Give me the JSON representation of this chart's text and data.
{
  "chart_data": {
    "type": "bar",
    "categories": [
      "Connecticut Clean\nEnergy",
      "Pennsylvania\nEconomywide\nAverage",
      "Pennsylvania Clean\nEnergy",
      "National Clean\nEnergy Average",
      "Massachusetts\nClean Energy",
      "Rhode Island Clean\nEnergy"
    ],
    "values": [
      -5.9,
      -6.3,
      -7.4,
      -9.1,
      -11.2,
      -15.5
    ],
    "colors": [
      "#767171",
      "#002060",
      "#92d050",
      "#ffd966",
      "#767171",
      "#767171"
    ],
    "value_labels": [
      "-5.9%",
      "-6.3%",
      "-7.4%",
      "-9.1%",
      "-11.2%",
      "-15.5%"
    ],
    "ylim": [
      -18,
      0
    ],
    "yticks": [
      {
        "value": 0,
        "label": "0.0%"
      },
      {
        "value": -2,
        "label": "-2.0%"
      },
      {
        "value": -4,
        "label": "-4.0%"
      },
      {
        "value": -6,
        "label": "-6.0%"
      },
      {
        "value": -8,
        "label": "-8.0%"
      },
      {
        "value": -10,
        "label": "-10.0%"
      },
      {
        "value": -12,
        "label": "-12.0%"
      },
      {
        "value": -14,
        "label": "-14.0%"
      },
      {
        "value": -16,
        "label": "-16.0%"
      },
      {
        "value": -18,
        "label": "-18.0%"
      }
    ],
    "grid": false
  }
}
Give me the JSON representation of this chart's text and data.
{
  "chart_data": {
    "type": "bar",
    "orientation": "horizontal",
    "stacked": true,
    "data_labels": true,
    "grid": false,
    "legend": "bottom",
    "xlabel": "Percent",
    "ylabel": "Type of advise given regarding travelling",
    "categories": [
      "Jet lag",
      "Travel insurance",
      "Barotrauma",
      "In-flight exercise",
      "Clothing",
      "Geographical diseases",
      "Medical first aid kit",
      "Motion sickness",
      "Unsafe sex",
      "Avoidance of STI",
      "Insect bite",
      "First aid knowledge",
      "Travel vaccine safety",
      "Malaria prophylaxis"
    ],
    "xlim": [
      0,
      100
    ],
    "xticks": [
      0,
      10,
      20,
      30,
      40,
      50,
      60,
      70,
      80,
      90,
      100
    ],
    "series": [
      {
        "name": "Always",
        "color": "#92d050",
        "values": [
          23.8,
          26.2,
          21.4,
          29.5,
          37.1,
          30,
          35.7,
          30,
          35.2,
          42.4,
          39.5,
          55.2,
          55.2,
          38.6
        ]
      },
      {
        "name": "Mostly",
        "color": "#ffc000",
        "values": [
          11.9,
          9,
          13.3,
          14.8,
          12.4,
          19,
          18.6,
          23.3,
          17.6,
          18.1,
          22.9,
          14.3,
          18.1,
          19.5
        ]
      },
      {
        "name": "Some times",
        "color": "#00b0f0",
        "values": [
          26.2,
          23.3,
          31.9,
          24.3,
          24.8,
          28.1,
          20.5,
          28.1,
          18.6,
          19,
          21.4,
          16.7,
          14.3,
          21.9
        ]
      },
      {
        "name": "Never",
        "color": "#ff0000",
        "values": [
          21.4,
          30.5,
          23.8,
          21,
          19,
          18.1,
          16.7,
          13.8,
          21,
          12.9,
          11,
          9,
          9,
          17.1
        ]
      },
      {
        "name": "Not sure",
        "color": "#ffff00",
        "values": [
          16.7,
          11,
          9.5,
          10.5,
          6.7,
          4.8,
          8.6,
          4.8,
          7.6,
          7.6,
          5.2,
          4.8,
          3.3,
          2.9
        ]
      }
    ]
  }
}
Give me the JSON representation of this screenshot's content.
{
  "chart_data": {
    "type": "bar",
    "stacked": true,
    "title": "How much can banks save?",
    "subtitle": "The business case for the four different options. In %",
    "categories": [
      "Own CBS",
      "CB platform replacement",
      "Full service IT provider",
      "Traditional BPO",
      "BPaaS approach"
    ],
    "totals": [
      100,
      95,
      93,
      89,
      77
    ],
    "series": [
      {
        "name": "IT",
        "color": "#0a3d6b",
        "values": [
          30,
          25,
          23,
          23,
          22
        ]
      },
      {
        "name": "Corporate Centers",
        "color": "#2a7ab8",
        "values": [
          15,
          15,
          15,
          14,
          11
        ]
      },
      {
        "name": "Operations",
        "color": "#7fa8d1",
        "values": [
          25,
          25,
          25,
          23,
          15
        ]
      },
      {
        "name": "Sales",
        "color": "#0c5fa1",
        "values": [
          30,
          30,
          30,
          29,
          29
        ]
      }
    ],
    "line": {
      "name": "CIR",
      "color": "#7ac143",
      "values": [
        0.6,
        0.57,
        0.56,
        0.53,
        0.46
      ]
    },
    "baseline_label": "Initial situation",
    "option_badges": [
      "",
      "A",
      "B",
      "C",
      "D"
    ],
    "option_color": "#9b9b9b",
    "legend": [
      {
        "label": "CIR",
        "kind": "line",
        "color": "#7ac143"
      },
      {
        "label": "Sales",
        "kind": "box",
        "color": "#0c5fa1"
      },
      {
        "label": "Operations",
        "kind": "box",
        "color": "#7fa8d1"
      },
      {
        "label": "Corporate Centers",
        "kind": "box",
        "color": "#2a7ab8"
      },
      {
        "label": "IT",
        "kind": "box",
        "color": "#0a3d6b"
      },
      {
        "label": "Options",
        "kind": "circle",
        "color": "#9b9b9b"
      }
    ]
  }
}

• [What is needed] Each line of the material should be duplicated exactly, please.

• [The solution]
Give me the JSON representation of this chart's text and data.
{
  "chart_data": {
    "type": "bar",
    "categories": [
      "Connecticut Clean\nEnergy",
      "Pennsylvania\nEconomywide\nAverage",
      "Pennsylvania Clean\nEnergy",
      "National Clean\nEnergy Average",
      "Massachusetts\nClean Energy",
      "Rhode Island Clean\nEnergy"
    ],
    "values": [
      -5.9,
      -6.3,
      -7.4,
      -9.1,
      -11.2,
      -15.5
    ],
    "colors": [
      "#767171",
      "#002060",
      "#92d050",
      "#ffd966",
      "#767171",
      "#767171"
    ],
    "value_labels": [
      "-5.9%",
      "-6.3%",
      "-7.4%",
      "-9.1%",
      "-11.2%",
      "-15.5%"
    ],
    "ylim": [
      -18,
      0
    ],
    "yticks": [
      {
        "value": 0,
        "label": "0.0%"
      },
      {
        "value": -2,
        "label": "-2.0%"
      },
      {
        "value": -4,
        "label": "-4.0%"
      },
      {
        "value": -6,
        "label": "-6.0%"
      },
      {
        "value": -8,
        "label": "-8.0%"
      },
      {
        "value": -10,
        "label": "-10.0%"
      },
      {
        "value": -12,
        "label": "-12.0%"
      },
      {
        "value": -14,
        "label": "-14.0%"
      },
      {
        "value": -16,
        "label": "-16.0%"
      },
      {
        "value": -18,
        "label": "-18.0%"
      }
    ],
    "grid": false
  }
}
Give me the JSON representation of this chart's text and data.
{
  "chart_data": {
    "type": "bar",
    "orientation": "horizontal",
    "stacked": true,
    "data_labels": true,
    "grid": false,
    "legend": "bottom",
    "xlabel": "Percent",
    "ylabel": "Type of advise given regarding travelling",
    "categories": [
      "Jet lag",
      "Travel insurance",
      "Barotrauma",
      "In-flight exercise",
      "Clothing",
      "Geographical diseases",
      "Medical first aid kit",
      "Motion sickness",
      "Unsafe sex",
      "Avoidance of STI",
      "Insect bite",
      "First aid knowledge",
      "Travel vaccine safety",
      "Malaria prophylaxis"
    ],
    "xlim": [
      0,
      100
    ],
    "xticks": [
      0,
      10,
      20,
      30,
      40,
      50,
      60,
      70,
      80,
      90,
      100
    ],
    "series": [
      {
        "name": "Always",
        "color": "#92d050",
        "values": [
          23.8,
          26.2,
          21.4,
          29.5,
          37.1,
          30,
          35.7,
          30,
          35.2,
          42.4,
          39.5,
          55.2,
          55.2,
          38.6
        ]
      },
      {
        "name": "Mostly",
        "color": "#ffc000",
        "values": [
          11.9,
          9,
          13.3,
          14.8,
          12.4,
          19,
          18.6,
          23.3,
          17.6,
          18.1,
          22.9,
          14.3,
          18.1,
          19.5
        ]
      },
      {
        "name": "Some times",
        "color": "#00b0f0",
        "values": [
          26.2,
          23.3,
          31.9,
          24.3,
          24.8,
          28.1,
          20.5,
          28.1,
          18.6,
          19,
          21.4,
          16.7,
          14.3,
          21.9
        ]
      },
      {
        "name": "Never",
        "color": "#ff0000",
        "values": [
          21.4,
          30.5,
          23.8,
          21,
          19,
          18.1,
          16.7,
          13.8,
          21,
          12.9,
          11,
          9,
          9,
          17.1
        ]
      },
      {
        "name": "Not sure",
        "color": "#ffff00",
        "values": [
          16.7,
          11,
          9.5,
          10.5,
          6.7,
          4.8,
          8.6,
          4.8,
          7.6,
          7.6,
          5.2,
          4.8,
          3.3,
          2.9
        ]
      }
    ]
  }
}
Give me the JSON representation of this screenshot's content.
{
  "chart_data": {
    "type": "bar",
    "stacked": true,
    "title": "How much can banks save?",
    "subtitle": "The business case for the four different options. In %",
    "categories": [
      "Own CBS",
      "CB platform replacement",
      "Full service IT provider",
      "Traditional BPO",
      "BPaaS approach"
    ],
    "totals": [
      100,
      95,
      93,
      89,
      77
    ],
    "series": [
      {
        "name": "IT",
        "color": "#0a3d6b",
        "values": [
          30,
          25,
          23,
          23,
          22
        ]
      },
      {
        "name": "Corporate Centers",
        "color": "#2a7ab8",
        "values": [
          15,
          15,
          15,
          14,
          11
        ]
      },
      {
        "name": "Operations",
        "color": "#7fa8d1",
        "values": [
          25,
          25,
          25,
          23,
          15
        ]
      },
      {
        "name": "Sales",
        "color": "#0c5fa1",
        "values": [
          30,
          30,
          30,
          29,
          29
        ]
      }
    ],
    "line": {
      "name": "CIR",
      "color": "#7ac143",
      "values": [
        0.6,
        0.57,
        0.56,
        0.53,
        0.46
      ]
    },
    "baseline_label": "Initial situation",
    "option_badges": [
      "",
      "A",
      "B",
      "C",
      "D"
    ],
    "option_color": "#9b9b9b",
    "legend": [
      {
        "label": "CIR",
        "kind": "line",
        "color": "#7ac143"
      },
      {
        "label": "Sales",
        "kind": "box",
        "color": "#0c5fa1"
      },
      {
        "label": "Operations",
        "kind": "box",
        "color": "#7fa8d1"
      },
      {
        "label": "Corporate Centers",
        "kind": "box",
        "color": "#2a7ab8"
      },
      {
        "label": "IT",
        "kind": "box",
        "color": "#0a3d6b"
      },
      {
        "label": "Options",
        "kind": "circle",
        "color": "#9b9b9b"
      }
    ]
  }
}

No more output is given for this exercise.